:: Extracted data ::
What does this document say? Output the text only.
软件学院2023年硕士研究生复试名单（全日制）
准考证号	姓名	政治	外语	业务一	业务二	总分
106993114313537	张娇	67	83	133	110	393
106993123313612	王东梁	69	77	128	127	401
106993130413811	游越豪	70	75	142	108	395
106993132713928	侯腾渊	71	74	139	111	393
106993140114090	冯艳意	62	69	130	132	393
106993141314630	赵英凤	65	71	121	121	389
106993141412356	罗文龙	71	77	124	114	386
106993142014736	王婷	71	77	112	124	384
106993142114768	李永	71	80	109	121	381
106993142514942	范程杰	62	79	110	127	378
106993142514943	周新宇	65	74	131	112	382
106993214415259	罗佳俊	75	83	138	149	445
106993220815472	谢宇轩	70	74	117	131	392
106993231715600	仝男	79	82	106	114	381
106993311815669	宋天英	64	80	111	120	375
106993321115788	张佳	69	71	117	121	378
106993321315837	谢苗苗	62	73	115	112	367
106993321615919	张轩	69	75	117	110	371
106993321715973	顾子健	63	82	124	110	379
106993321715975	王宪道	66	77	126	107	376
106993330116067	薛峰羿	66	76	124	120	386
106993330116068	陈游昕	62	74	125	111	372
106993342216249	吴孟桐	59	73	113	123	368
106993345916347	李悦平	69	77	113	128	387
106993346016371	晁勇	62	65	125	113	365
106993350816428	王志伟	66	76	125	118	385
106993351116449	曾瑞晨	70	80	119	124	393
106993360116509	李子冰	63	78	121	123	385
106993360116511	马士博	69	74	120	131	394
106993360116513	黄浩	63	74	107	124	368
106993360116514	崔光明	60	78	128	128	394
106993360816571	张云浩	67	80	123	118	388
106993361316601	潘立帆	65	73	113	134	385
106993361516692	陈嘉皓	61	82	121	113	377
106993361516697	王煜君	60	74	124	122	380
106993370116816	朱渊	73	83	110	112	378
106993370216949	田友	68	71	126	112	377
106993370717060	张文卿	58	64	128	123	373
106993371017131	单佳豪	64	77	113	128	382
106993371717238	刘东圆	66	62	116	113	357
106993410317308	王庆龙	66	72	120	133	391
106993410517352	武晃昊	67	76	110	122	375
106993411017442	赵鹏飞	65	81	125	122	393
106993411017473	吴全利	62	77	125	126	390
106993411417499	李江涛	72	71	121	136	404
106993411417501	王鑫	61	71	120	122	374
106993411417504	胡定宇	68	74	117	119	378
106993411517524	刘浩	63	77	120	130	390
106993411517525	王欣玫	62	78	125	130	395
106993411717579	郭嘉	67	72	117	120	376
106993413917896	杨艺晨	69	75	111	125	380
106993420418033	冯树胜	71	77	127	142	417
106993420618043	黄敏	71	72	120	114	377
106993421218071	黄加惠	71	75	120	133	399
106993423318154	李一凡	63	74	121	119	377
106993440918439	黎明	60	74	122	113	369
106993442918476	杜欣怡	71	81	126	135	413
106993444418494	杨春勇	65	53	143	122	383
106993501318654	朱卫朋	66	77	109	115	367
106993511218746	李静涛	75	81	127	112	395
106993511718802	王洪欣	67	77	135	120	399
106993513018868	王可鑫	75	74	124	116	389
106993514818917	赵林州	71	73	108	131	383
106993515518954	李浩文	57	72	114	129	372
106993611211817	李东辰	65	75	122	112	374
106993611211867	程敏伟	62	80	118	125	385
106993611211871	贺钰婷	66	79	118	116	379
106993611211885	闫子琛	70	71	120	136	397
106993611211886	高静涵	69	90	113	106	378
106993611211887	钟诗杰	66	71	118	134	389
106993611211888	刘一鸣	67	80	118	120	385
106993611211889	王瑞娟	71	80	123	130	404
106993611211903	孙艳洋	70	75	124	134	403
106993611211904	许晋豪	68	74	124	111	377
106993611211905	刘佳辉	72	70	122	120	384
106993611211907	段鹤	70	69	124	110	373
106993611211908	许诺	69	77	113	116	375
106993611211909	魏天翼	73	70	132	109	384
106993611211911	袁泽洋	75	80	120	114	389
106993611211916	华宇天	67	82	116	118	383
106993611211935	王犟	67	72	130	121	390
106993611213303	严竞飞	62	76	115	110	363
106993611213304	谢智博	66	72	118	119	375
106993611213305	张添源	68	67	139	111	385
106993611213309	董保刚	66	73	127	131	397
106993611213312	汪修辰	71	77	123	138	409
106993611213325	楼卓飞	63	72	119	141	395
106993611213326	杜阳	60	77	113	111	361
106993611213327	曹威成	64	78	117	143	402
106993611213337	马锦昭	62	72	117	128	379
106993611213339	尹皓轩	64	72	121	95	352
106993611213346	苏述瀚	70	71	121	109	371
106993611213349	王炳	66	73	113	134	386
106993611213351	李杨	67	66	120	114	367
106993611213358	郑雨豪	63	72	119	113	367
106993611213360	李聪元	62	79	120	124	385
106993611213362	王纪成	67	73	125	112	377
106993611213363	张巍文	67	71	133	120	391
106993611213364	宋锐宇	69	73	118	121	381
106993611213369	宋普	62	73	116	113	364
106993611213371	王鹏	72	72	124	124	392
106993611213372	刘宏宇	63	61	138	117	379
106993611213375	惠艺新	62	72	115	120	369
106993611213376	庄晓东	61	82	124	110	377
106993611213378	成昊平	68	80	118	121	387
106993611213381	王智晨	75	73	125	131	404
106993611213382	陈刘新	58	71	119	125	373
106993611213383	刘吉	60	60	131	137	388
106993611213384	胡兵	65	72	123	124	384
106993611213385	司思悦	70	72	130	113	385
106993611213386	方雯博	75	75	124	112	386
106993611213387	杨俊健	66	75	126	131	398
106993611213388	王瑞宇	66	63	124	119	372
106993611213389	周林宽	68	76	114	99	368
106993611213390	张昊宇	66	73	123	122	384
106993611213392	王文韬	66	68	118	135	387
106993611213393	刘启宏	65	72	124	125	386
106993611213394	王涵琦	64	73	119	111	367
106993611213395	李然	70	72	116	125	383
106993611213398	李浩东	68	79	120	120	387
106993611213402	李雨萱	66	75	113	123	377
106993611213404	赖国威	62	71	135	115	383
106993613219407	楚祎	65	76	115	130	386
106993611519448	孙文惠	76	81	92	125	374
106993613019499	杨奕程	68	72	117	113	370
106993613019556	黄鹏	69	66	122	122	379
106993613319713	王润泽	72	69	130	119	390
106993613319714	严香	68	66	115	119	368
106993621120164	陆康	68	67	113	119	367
:::
Description of the task:
Return all of the entries exactly as written.

Output of the exercise:
What does this document say? Output the text only.
软件学院2023年硕士研究生复试名单（全日制）
准考证号	姓名	政治	外语	业务一	业务二	总分
106993114313537	张娇	67	83	133	110	393
106993123313612	王东梁	69	77	128	127	401
106993130413811	游越豪	70	75	142	108	395
106993132713928	侯腾渊	71	74	139	111	393
106993140114090	冯艳意	62	69	130	132	393
106993141314630	赵英凤	65	71	121	121	389
106993141412356	罗文龙	71	77	124	114	386
106993142014736	王婷	71	77	112	124	384
106993142114768	李永	71	80	109	121	381
106993142514942	范程杰	62	79	110	127	378
106993142514943	周新宇	65	74	131	112	382
106993214415259	罗佳俊	75	83	138	149	445
106993220815472	谢宇轩	70	74	117	131	392
106993231715600	仝男	79	82	106	114	381
106993311815669	宋天英	64	80	111	120	375
106993321115788	张佳	69	71	117	121	378
106993321315837	谢苗苗	62	73	115	112	367
106993321615919	张轩	69	75	117	110	371
106993321715973	顾子健	63	82	124	110	379
106993321715975	王宪道	66	77	126	107	376
106993330116067	薛峰羿	66	76	124	120	386
106993330116068	陈游昕	62	74	125	111	372
106993342216249	吴孟桐	59	73	113	123	368
106993345916347	李悦平	69	77	113	128	387
106993346016371	晁勇	62	65	125	113	365
106993350816428	王志伟	66	76	125	118	385
106993351116449	曾瑞晨	70	80	119	124	393
106993360116509	李子冰	63	78	121	123	385
106993360116511	马士博	69	74	120	131	394
106993360116513	黄浩	63	74	107	124	368
106993360116514	崔光明	60	78	128	128	394
106993360816571	张云浩	67	80	123	118	388
106993361316601	潘立帆	65	73	113	134	385
106993361516692	陈嘉皓	61	82	121	113	377
106993361516697	王煜君	60	74	124	122	380
106993370116816	朱渊	73	83	110	112	378
106993370216949	田友	68	71	126	112	377
106993370717060	张文卿	58	64	128	123	373
106993371017131	单佳豪	64	77	113	128	382
106993371717238	刘东圆	66	62	116	113	357
106993410317308	王庆龙	66	72	120	133	391
106993410517352	武晃昊	67	76	110	122	375
106993411017442	赵鹏飞	65	81	125	122	393
106993411017473	吴全利	62	77	125	126	390
106993411417499	李江涛	72	71	121	136	404
106993411417501	王鑫	61	71	120	122	374
106993411417504	胡定宇	68	74	117	119	378
106993411517524	刘浩	63	77	120	130	390
106993411517525	王欣玫	62	78	125	130	395
106993411717579	郭嘉	67	72	117	120	376
106993413917896	杨艺晨	69	75	111	125	380
106993420418033	冯树胜	71	77	127	142	417
106993420618043	黄敏	71	72	120	114	377
106993421218071	黄加惠	71	75	120	133	399
106993423318154	李一凡	63	74	121	119	377
106993440918439	黎明	60	74	122	113	369
106993442918476	杜欣怡	71	81	126	135	413
106993444418494	杨春勇	65	53	143	122	383
106993501318654	朱卫朋	66	77	109	115	367
106993511218746	李静涛	75	81	127	112	395
106993511718802	王洪欣	67	77	135	120	399
106993513018868	王可鑫	75	74	124	116	389
106993514818917	赵林州	71	73	108	131	383
106993515518954	李浩文	57	72	114	129	372
106993611211817	李东辰	65	75	122	112	374
106993611211867	程敏伟	62	80	118	125	385
106993611211871	贺钰婷	66	79	118	116	379
106993611211885	闫子琛	70	71	120	136	397
106993611211886	高静涵	69	90	113	106	378
106993611211887	钟诗杰	66	71	118	134	389
106993611211888	刘一鸣	67	80	118	120	385
106993611211889	王瑞娟	71	80	123	130	404
106993611211903	孙艳洋	70	75	124	134	403
106993611211904	许晋豪	68	74	124	111	377
106993611211905	刘佳辉	72	70	122	120	384
106993611211907	段鹤	70	69	124	110	373
106993611211908	许诺	69	77	113	116	375
106993611211909	魏天翼	73	70	132	109	384
106993611211911	袁泽洋	75	80	120	114	389
106993611211916	华宇天	67	82	116	118	383
106993611211935	王犟	67	72	130	121	390
106993611213303	严竞飞	62	76	115	110	363
106993611213304	谢智博	66	72	118	119	375
106993611213305	张添源	68	67	139	111	385
106993611213309	董保刚	66	73	127	131	397
106993611213312	汪修辰	71	77	123	138	409
106993611213325	楼卓飞	63	72	119	141	395
106993611213326	杜阳	60	77	113	111	361
106993611213327	曹威成	64	78	117	143	402
106993611213337	马锦昭	62	72	117	128	379
106993611213339	尹皓轩	64	72	121	95	352
106993611213346	苏述瀚	70	71	121	109	371
106993611213349	王炳	66	73	113	134	386
106993611213351	李杨	67	66	120	114	367
106993611213358	郑雨豪	63	72	119	113	367
106993611213360	李聪元	62	79	120	124	385
106993611213362	王纪成	67	73	125	112	377
106993611213363	张巍文	67	71	133	120	391
106993611213364	宋锐宇	69	73	118	121	381
106993611213369	宋普	62	73	116	113	364
106993611213371	王鹏	72	72	124	124	392
106993611213372	刘宏宇	63	61	138	117	379
106993611213375	惠艺新	62	72	115	120	369
106993611213376	庄晓东	61	82	124	110	377
106993611213378	成昊平	68	80	118	121	387
106993611213381	王智晨	75	73	125	131	404
106993611213382	陈刘新	58	71	119	125	373
106993611213383	刘吉	60	60	131	137	388
106993611213384	胡兵	65	72	123	124	384
106993611213385	司思悦	70	72	130	113	385
106993611213386	方雯博	75	75	124	112	386
106993611213387	杨俊健	66	75	126	131	398
106993611213388	王瑞宇	66	63	124	119	372
106993611213389	周林宽	68	76	114	99	368
106993611213390	张昊宇	66	73	123	122	384
106993611213392	王文韬	66	68	118	135	387
106993611213393	刘启宏	65	72	124	125	386
106993611213394	王涵琦	64	73	119	111	367
106993611213395	李然	70	72	116	125	383
106993611213398	李浩东	68	79	120	120	387
106993611213402	李雨萱	66	75	113	123	377
106993611213404	赖国威	62	71	135	115	383
106993613219407	楚祎	65	76	115	130	386
106993611519448	孙文惠	76	81	92	125	374
106993613019499	杨奕程	68	72	117	113	370
106993613019556	黄鹏	69	66	122	122	379
106993613319713	王润泽	72	69	130	119	390
106993613319714	严香	68	66	115	119	368
106993621120164	陆康	68	67	113	119	367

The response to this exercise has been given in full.